**DATA EXCERPTS:**
______________________________

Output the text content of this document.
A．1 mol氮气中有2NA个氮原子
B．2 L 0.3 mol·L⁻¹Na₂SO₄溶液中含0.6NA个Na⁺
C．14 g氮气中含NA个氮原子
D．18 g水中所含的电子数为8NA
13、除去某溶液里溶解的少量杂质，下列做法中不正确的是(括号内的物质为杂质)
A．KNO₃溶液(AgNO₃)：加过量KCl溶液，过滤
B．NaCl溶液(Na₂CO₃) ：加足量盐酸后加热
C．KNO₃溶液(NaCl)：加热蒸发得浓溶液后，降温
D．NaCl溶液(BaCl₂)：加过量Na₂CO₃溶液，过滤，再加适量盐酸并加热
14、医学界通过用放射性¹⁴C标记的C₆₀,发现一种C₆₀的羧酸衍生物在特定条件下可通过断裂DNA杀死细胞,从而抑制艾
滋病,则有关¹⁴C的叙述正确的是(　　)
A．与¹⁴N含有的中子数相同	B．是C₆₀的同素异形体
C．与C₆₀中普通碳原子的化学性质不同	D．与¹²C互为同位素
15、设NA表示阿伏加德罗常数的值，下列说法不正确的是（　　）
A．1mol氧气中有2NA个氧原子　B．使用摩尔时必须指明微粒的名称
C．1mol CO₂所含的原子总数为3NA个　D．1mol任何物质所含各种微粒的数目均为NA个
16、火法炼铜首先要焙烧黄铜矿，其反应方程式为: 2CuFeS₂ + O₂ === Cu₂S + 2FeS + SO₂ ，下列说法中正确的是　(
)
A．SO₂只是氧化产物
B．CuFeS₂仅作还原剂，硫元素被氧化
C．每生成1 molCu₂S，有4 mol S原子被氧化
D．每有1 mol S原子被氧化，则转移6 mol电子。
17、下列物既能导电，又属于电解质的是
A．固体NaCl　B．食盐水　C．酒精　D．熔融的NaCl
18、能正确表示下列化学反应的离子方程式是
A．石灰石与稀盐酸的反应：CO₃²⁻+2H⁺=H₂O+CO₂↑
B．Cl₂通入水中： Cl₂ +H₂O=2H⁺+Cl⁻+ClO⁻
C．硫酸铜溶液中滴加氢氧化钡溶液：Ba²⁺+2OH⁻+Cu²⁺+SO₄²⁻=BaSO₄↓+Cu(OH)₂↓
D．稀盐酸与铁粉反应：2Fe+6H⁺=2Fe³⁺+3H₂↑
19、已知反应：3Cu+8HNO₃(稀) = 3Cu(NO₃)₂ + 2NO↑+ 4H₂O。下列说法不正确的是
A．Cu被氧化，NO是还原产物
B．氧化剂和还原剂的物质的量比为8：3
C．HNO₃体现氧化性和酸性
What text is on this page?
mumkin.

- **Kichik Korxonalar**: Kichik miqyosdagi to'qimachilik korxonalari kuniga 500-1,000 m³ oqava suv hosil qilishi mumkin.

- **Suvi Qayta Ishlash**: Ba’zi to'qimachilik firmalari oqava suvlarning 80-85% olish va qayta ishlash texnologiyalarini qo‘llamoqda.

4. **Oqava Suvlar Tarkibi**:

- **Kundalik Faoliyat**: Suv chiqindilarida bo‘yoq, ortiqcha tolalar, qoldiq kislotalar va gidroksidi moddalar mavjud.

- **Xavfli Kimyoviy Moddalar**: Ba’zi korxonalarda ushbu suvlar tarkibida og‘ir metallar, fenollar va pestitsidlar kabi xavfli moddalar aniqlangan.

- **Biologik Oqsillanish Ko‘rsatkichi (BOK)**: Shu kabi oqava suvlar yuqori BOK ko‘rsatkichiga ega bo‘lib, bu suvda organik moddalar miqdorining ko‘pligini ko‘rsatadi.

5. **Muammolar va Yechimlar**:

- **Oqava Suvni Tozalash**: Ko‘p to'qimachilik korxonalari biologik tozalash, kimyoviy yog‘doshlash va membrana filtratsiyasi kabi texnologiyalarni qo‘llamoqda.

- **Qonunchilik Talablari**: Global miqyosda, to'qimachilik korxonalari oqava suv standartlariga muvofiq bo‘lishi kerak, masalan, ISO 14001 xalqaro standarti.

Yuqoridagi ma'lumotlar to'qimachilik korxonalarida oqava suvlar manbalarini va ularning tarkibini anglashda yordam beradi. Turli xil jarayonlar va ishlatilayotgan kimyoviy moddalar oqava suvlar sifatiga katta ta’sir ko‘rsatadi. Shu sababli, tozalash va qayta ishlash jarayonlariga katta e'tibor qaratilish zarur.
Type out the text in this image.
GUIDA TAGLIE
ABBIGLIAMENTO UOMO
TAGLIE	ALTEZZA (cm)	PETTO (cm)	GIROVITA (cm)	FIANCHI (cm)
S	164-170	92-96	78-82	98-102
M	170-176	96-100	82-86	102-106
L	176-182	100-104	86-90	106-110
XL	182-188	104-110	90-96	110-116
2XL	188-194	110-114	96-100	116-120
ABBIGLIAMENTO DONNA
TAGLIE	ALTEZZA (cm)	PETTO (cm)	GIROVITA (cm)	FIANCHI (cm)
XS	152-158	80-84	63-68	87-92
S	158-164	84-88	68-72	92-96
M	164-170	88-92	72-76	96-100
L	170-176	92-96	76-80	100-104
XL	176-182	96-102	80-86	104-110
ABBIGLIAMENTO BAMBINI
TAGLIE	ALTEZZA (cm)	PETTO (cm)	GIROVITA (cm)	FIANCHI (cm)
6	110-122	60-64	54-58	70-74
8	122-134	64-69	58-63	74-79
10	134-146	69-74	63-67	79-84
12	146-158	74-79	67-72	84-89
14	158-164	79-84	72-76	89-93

______________________________

**DIRECTION:** Go through the listing above and work out how many lines contain the string "ABBIGLIAMENTO". Reply with the number alone.

**FULL ANSWER:** 3